Provided material:
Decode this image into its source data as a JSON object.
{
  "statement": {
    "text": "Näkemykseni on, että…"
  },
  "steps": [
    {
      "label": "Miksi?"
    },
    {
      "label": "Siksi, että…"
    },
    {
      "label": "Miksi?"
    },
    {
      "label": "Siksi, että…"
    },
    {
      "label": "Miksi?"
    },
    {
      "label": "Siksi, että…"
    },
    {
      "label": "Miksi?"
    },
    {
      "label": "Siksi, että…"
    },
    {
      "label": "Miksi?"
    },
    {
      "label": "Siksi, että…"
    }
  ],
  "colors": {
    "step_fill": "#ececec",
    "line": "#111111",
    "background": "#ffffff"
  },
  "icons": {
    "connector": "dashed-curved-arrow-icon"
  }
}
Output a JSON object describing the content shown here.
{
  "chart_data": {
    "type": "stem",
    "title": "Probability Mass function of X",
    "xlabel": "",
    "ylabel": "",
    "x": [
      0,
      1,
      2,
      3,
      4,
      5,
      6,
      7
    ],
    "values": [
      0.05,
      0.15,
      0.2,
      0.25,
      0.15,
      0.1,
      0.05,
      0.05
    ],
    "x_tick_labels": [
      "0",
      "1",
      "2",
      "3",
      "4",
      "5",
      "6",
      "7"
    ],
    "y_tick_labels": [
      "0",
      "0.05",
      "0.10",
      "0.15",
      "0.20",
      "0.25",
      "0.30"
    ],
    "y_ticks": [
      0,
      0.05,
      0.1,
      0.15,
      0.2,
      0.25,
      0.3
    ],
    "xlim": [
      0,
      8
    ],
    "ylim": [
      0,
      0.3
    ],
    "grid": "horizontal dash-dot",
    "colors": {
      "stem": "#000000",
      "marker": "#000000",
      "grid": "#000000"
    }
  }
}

What is asked: Return every line in the listing that contains the word "grid".

Final answer:
    "grid": "horizontal dash-dot",
      "grid": "#000000"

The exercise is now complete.